THE EXERCISE
Please revise the items below by replacing every "mark-circle-icon" with "mark-ring-icon", keeping everything else the same and leaving out the pictures.

========================

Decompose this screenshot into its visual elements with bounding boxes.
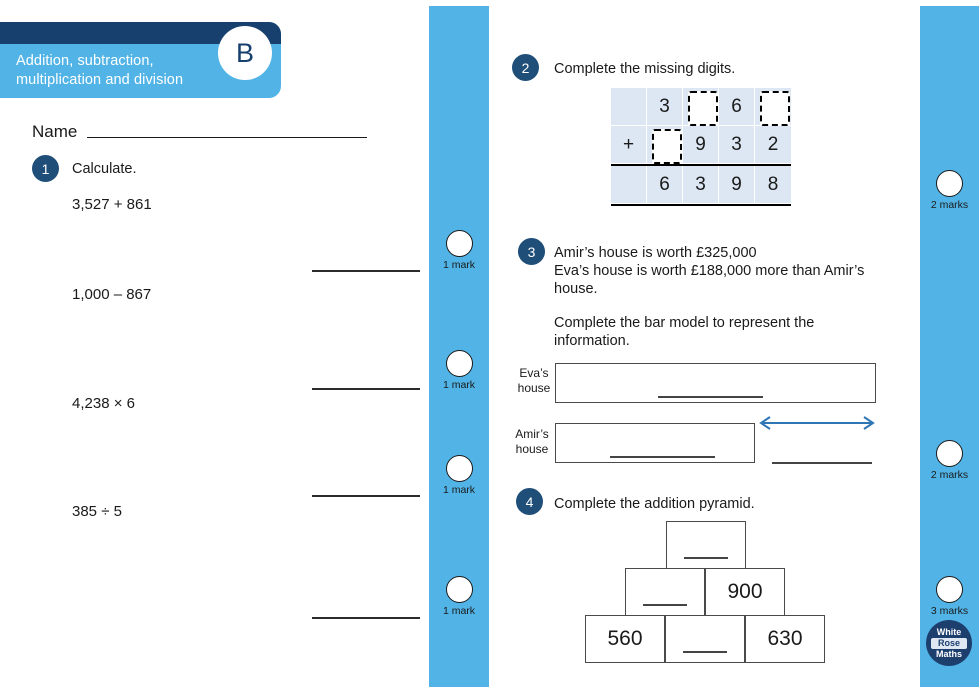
white-rose-maths-logo: White Rose Maths bbox=[926, 620, 972, 666]
mark-slot-q1b[interactable]: 1 mark bbox=[429, 350, 489, 391]
question-2-prompt: Complete the missing digits. bbox=[554, 61, 736, 77]
grid-cell: 9 bbox=[719, 166, 755, 204]
pyramid-bottom-middle-answer-line[interactable] bbox=[683, 651, 727, 653]
double-arrow-svg bbox=[759, 416, 875, 430]
name-field[interactable]: Name bbox=[32, 122, 368, 142]
bar-label-amir: Amir’s house bbox=[515, 427, 549, 456]
grid-cell bbox=[611, 88, 647, 126]
grid-cell: 8 bbox=[755, 166, 791, 204]
difference-answer-line[interactable] bbox=[772, 462, 872, 464]
grid-sum-rule-bottom bbox=[611, 204, 791, 206]
mark-circle-icon[interactable] bbox=[936, 440, 963, 467]
marks-strip-left bbox=[429, 6, 489, 687]
answer-line-4[interactable] bbox=[312, 617, 420, 619]
bar-eva-answer-line[interactable] bbox=[658, 396, 763, 398]
paper-letter-badge: B bbox=[218, 26, 272, 80]
grid-sum-rule-top bbox=[611, 164, 791, 166]
mark-label: 1 mark bbox=[442, 605, 476, 617]
mark-label: 3 marks bbox=[930, 605, 969, 617]
mark-label: 1 mark bbox=[442, 379, 476, 391]
mark-circle-icon[interactable] bbox=[445, 455, 473, 482]
mark-label: 1 mark bbox=[442, 259, 476, 271]
pyramid-cell-top[interactable] bbox=[666, 521, 746, 569]
question-3-prompt-line2: Eva’s house is worth £188,000 more than … bbox=[554, 263, 865, 297]
mark-circle-icon[interactable] bbox=[445, 350, 473, 377]
mark-label: 2 marks bbox=[930, 469, 969, 481]
logo-line-maths: Maths bbox=[935, 648, 962, 659]
mark-slot-q4[interactable]: 3 marks bbox=[920, 576, 979, 617]
mark-circle-icon[interactable] bbox=[445, 576, 473, 603]
answer-line-3[interactable] bbox=[312, 495, 420, 497]
answer-line-2[interactable] bbox=[312, 388, 420, 390]
question-3-number: 3 bbox=[518, 238, 545, 265]
name-input-line[interactable] bbox=[87, 137, 368, 138]
question-3-prompt-line1: Amir’s house is worth £325,000 bbox=[554, 245, 757, 261]
grid-cell: 6 bbox=[647, 166, 683, 204]
calculation-1: 3,527 + 861 bbox=[72, 196, 152, 213]
difference-arrow-icon bbox=[757, 416, 877, 430]
logo-line-white: White bbox=[936, 626, 962, 637]
answer-line-1[interactable] bbox=[312, 270, 420, 272]
pyramid-cell-middle-left[interactable] bbox=[625, 568, 705, 616]
grid-cell: 2 bbox=[755, 126, 791, 164]
calculation-3: 4,238 × 6 bbox=[72, 395, 135, 412]
grid-row-total: 6 3 9 8 bbox=[611, 166, 791, 204]
pyramid-cell-bottom-right: 630 bbox=[745, 615, 825, 663]
grid-cell: 3 bbox=[647, 88, 683, 126]
mark-label: 1 mark bbox=[442, 484, 476, 496]
name-label: Name bbox=[32, 122, 78, 141]
calculation-4: 385 ÷ 5 bbox=[72, 503, 122, 520]
grid-cell bbox=[611, 166, 647, 204]
grid-cell-blank[interactable] bbox=[755, 88, 791, 126]
calculation-2: 1,000 – 867 bbox=[72, 286, 152, 303]
mark-circle-icon[interactable] bbox=[936, 170, 963, 197]
pyramid-cell-bottom-middle[interactable] bbox=[665, 615, 745, 663]
mark-circle-icon[interactable] bbox=[936, 576, 963, 603]
grid-row-addend-2: + 9 3 2 bbox=[611, 126, 791, 164]
question-2-number: 2 bbox=[512, 54, 539, 81]
question-1-prompt: Calculate. bbox=[72, 161, 137, 177]
question-3-prompt-line3: Complete the bar model to represent the … bbox=[554, 315, 815, 349]
logo-line-rose: Rose bbox=[931, 637, 967, 649]
grid-row-addend-1: 3 6 bbox=[611, 88, 791, 126]
grid-cell: 3 bbox=[719, 126, 755, 164]
pyramid-middle-left-answer-line[interactable] bbox=[643, 604, 687, 606]
grid-cell: 9 bbox=[683, 126, 719, 164]
banner-title: Addition, subtraction, multiplication an… bbox=[16, 53, 184, 88]
mark-circle-icon[interactable] bbox=[445, 230, 473, 257]
grid-cell-blank[interactable] bbox=[647, 126, 683, 164]
mark-slot-q1d[interactable]: 1 mark bbox=[429, 576, 489, 617]
mark-slot-q1a[interactable]: 1 mark bbox=[429, 230, 489, 271]
grid-cell-blank[interactable] bbox=[683, 88, 719, 126]
grid-cell: 3 bbox=[683, 166, 719, 204]
mark-slot-q1c[interactable]: 1 mark bbox=[429, 455, 489, 496]
grid-cell-operator: + bbox=[611, 126, 647, 164]
marks-strip-right bbox=[920, 6, 979, 687]
mark-slot-q2[interactable]: 2 marks bbox=[920, 170, 979, 211]
question-1-number: 1 bbox=[32, 155, 59, 182]
question-4-number: 4 bbox=[516, 488, 543, 515]
mark-label: 2 marks bbox=[930, 199, 969, 211]
grid-cell: 6 bbox=[719, 88, 755, 126]
question-4-prompt: Complete the addition pyramid. bbox=[554, 496, 755, 512]
pyramid-cell-middle-right: 900 bbox=[705, 568, 785, 616]
column-addition-grid: 3 6 + 9 3 2 6 3 9 8 bbox=[611, 88, 791, 206]
mark-slot-q3[interactable]: 2 marks bbox=[920, 440, 979, 481]
pyramid-cell-bottom-left: 560 bbox=[585, 615, 665, 663]
pyramid-top-answer-line[interactable] bbox=[684, 557, 728, 559]
banner-top-strip bbox=[0, 22, 281, 44]
bar-amir-answer-line[interactable] bbox=[610, 456, 715, 458]
bar-label-eva: Eva’s house bbox=[517, 366, 551, 395]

========================

THE ANSWER
Decompose this screenshot into its visual elements with bounding boxes.
white-rose-maths-logo: White Rose Maths bbox=[926, 620, 972, 666]
mark-slot-q1b[interactable]: 1 mark bbox=[429, 350, 489, 391]
question-2-prompt: Complete the missing digits. bbox=[554, 61, 736, 77]
grid-cell: 9 bbox=[719, 166, 755, 204]
pyramid-bottom-middle-answer-line[interactable] bbox=[683, 651, 727, 653]
double-arrow-svg bbox=[759, 416, 875, 430]
name-field[interactable]: Name bbox=[32, 122, 368, 142]
bar-label-amir: Amir’s house bbox=[515, 427, 549, 456]
grid-cell bbox=[611, 88, 647, 126]
grid-cell: 8 bbox=[755, 166, 791, 204]
difference-answer-line[interactable] bbox=[772, 462, 872, 464]
grid-sum-rule-bottom bbox=[611, 204, 791, 206]
mark-ring-icon[interactable] bbox=[936, 440, 963, 467]
marks-strip-left bbox=[429, 6, 489, 687]
answer-line-4[interactable] bbox=[312, 617, 420, 619]
bar-eva-answer-line[interactable] bbox=[658, 396, 763, 398]
paper-letter-badge: B bbox=[218, 26, 272, 80]
grid-sum-rule-top bbox=[611, 164, 791, 166]
mark-label: 1 mark bbox=[442, 605, 476, 617]
mark-label: 3 marks bbox=[930, 605, 969, 617]
mark-label: 1 mark bbox=[442, 379, 476, 391]
mark-ring-icon[interactable] bbox=[445, 455, 473, 482]
mark-label: 1 mark bbox=[442, 259, 476, 271]
pyramid-cell-top[interactable] bbox=[666, 521, 746, 569]
question-3-prompt-line2: Eva’s house is worth £188,000 more than … bbox=[554, 263, 865, 297]
mark-ring-icon[interactable] bbox=[445, 350, 473, 377]
mark-label: 2 marks bbox=[930, 469, 969, 481]
logo-line-maths: Maths bbox=[935, 648, 962, 659]
mark-slot-q4[interactable]: 3 marks bbox=[920, 576, 979, 617]
mark-ring-icon[interactable] bbox=[445, 576, 473, 603]
answer-line-3[interactable] bbox=[312, 495, 420, 497]
answer-line-2[interactable] bbox=[312, 388, 420, 390]
question-3-number: 3 bbox=[518, 238, 545, 265]
name-input-line[interactable] bbox=[87, 137, 368, 138]
question-3-prompt-line1: Amir’s house is worth £325,000 bbox=[554, 245, 757, 261]
grid-cell: 6 bbox=[647, 166, 683, 204]
calculation-1: 3,527 + 861 bbox=[72, 196, 152, 213]
difference-arrow-icon bbox=[757, 416, 877, 430]
logo-line-white: White bbox=[936, 626, 962, 637]
answer-line-1[interactable] bbox=[312, 270, 420, 272]
pyramid-cell-middle-left[interactable] bbox=[625, 568, 705, 616]
grid-cell: 2 bbox=[755, 126, 791, 164]
calculation-3: 4,238 × 6 bbox=[72, 395, 135, 412]
grid-row-total: 6 3 9 8 bbox=[611, 166, 791, 204]
pyramid-cell-bottom-right: 630 bbox=[745, 615, 825, 663]
grid-cell: 3 bbox=[647, 88, 683, 126]
mark-label: 1 mark bbox=[442, 484, 476, 496]
name-label: Name bbox=[32, 122, 78, 141]
calculation-4: 385 ÷ 5 bbox=[72, 503, 122, 520]
grid-cell bbox=[611, 166, 647, 204]
grid-cell-blank[interactable] bbox=[755, 88, 791, 126]
calculation-2: 1,000 – 867 bbox=[72, 286, 152, 303]
mark-ring-icon[interactable] bbox=[936, 170, 963, 197]
pyramid-cell-bottom-middle[interactable] bbox=[665, 615, 745, 663]
mark-ring-icon[interactable] bbox=[936, 576, 963, 603]
grid-row-addend-2: + 9 3 2 bbox=[611, 126, 791, 164]
question-2-number: 2 bbox=[512, 54, 539, 81]
question-1-prompt: Calculate. bbox=[72, 161, 137, 177]
question-3-prompt-line3: Complete the bar model to represent the … bbox=[554, 315, 815, 349]
logo-line-rose: Rose bbox=[931, 637, 967, 649]
grid-row-addend-1: 3 6 bbox=[611, 88, 791, 126]
grid-cell: 3 bbox=[719, 126, 755, 164]
pyramid-middle-left-answer-line[interactable] bbox=[643, 604, 687, 606]
grid-cell: 9 bbox=[683, 126, 719, 164]
banner-title: Addition, subtraction, multiplication an… bbox=[16, 53, 184, 88]
mark-ring-icon[interactable] bbox=[445, 230, 473, 257]
grid-cell-blank[interactable] bbox=[647, 126, 683, 164]
mark-slot-q1d[interactable]: 1 mark bbox=[429, 576, 489, 617]
mark-slot-q1a[interactable]: 1 mark bbox=[429, 230, 489, 271]
grid-cell-blank[interactable] bbox=[683, 88, 719, 126]
grid-cell: 3 bbox=[683, 166, 719, 204]
mark-slot-q1c[interactable]: 1 mark bbox=[429, 455, 489, 496]
grid-cell-operator: + bbox=[611, 126, 647, 164]
marks-strip-right bbox=[920, 6, 979, 687]
mark-slot-q2[interactable]: 2 marks bbox=[920, 170, 979, 211]
question-1-number: 1 bbox=[32, 155, 59, 182]
question-4-number: 4 bbox=[516, 488, 543, 515]
mark-label: 2 marks bbox=[930, 199, 969, 211]
grid-cell: 6 bbox=[719, 88, 755, 126]
question-4-prompt: Complete the addition pyramid. bbox=[554, 496, 755, 512]
pyramid-cell-middle-right: 900 bbox=[705, 568, 785, 616]
column-addition-grid: 3 6 + 9 3 2 6 3 9 8 bbox=[611, 88, 791, 206]
mark-slot-q3[interactable]: 2 marks bbox=[920, 440, 979, 481]
pyramid-cell-bottom-left: 560 bbox=[585, 615, 665, 663]
pyramid-top-answer-line[interactable] bbox=[684, 557, 728, 559]
banner-top-strip bbox=[0, 22, 281, 44]
bar-amir-answer-line[interactable] bbox=[610, 456, 715, 458]
bar-label-eva: Eva’s house bbox=[517, 366, 551, 395]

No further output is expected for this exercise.